**Instructions to follow:**
Reproduce all lines of the listing below in which the word "Procesos" occurs.

**Input material:**
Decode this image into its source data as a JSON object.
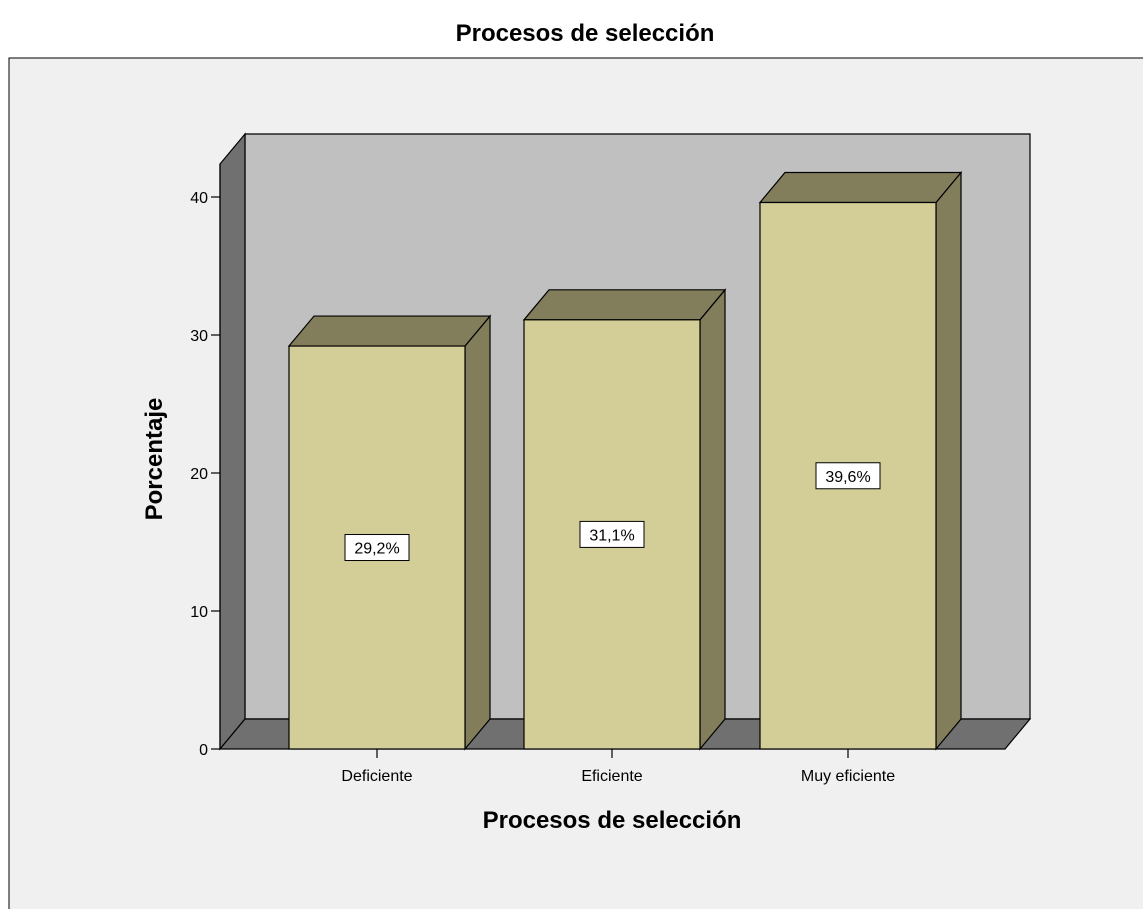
{
  "chart_data": {
    "type": "bar",
    "title": "Procesos de selección",
    "xlabel": "Procesos de selección",
    "ylabel": "Porcentaje",
    "categories": [
      "Deficiente",
      "Eficiente",
      "Muy eficiente"
    ],
    "values": [
      29.2,
      31.1,
      39.6
    ],
    "data_labels": [
      "29,2%",
      "31,1%",
      "39,6%"
    ],
    "yticks": [
      "0",
      "10",
      "20",
      "30",
      "40"
    ],
    "ylim": [
      0,
      44
    ],
    "grid": false,
    "legend": "none",
    "style": "3d",
    "colors": {
      "page_background": "#ffffff",
      "panel_background": "#f0f0f0",
      "wall": "#c0c0c0",
      "side_wall": "#707070",
      "floor": "#707070",
      "bar_front": "#d3ce97",
      "bar_top": "#827e5c",
      "bar_side": "#827e5c",
      "label_box": "#ffffff",
      "axis": "#000000"
    }
  }
}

**Expected output:**
    "title": "Procesos de selección",
    "xlabel": "Procesos de selección",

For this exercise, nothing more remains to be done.